§ **Exercise prompt**
Take the material below and write it all out again exactly.

§ **Materials provided**

┌────────

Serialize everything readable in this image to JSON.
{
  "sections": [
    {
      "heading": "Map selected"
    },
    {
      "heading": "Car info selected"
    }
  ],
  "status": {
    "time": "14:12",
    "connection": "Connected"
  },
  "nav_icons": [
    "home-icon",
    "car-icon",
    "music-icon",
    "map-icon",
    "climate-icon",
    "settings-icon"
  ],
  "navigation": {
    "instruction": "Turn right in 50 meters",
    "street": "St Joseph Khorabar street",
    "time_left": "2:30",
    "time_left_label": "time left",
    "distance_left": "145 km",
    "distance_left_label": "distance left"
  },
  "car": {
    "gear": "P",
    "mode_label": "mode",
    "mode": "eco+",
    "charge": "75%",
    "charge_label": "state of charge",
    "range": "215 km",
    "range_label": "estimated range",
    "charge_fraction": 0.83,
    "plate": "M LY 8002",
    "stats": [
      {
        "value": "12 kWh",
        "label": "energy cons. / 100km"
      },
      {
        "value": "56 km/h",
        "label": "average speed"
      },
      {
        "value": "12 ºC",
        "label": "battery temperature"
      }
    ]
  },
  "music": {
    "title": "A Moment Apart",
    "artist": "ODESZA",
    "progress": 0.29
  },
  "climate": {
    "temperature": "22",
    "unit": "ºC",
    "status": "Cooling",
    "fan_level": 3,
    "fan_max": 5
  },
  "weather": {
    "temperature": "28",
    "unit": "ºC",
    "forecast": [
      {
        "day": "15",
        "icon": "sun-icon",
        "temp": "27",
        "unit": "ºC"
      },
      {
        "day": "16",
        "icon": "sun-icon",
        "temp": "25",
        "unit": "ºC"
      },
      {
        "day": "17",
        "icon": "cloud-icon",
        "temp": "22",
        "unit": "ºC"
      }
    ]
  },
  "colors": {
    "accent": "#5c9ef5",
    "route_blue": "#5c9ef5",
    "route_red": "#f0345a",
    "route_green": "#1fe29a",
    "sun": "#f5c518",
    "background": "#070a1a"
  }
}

└────────

§ **Problem solution**
Serialize everything readable in this image to JSON.
{
  "sections": [
    {
      "heading": "Map selected"
    },
    {
      "heading": "Car info selected"
    }
  ],
  "status": {
    "time": "14:12",
    "connection": "Connected"
  },
  "nav_icons": [
    "home-icon",
    "car-icon",
    "music-icon",
    "map-icon",
    "climate-icon",
    "settings-icon"
  ],
  "navigation": {
    "instruction": "Turn right in 50 meters",
    "street": "St Joseph Khorabar street",
    "time_left": "2:30",
    "time_left_label": "time left",
    "distance_left": "145 km",
    "distance_left_label": "distance left"
  },
  "car": {
    "gear": "P",
    "mode_label": "mode",
    "mode": "eco+",
    "charge": "75%",
    "charge_label": "state of charge",
    "range": "215 km",
    "range_label": "estimated range",
    "charge_fraction": 0.83,
    "plate": "M LY 8002",
    "stats": [
      {
        "value": "12 kWh",
        "label": "energy cons. / 100km"
      },
      {
        "value": "56 km/h",
        "label": "average speed"
      },
      {
        "value": "12 ºC",
        "label": "battery temperature"
      }
    ]
  },
  "music": {
    "title": "A Moment Apart",
    "artist": "ODESZA",
    "progress": 0.29
  },
  "climate": {
    "temperature": "22",
    "unit": "ºC",
    "status": "Cooling",
    "fan_level": 3,
    "fan_max": 5
  },
  "weather": {
    "temperature": "28",
    "unit": "ºC",
    "forecast": [
      {
        "day": "15",
        "icon": "sun-icon",
        "temp": "27",
        "unit": "ºC"
      },
      {
        "day": "16",
        "icon": "sun-icon",
        "temp": "25",
        "unit": "ºC"
      },
      {
        "day": "17",
        "icon": "cloud-icon",
        "temp": "22",
        "unit": "ºC"
      }
    ]
  },
  "colors": {
    "accent": "#5c9ef5",
    "route_blue": "#5c9ef5",
    "route_red": "#f0345a",
    "route_green": "#1fe29a",
    "sun": "#f5c518",
    "background": "#070a1a"
  }
}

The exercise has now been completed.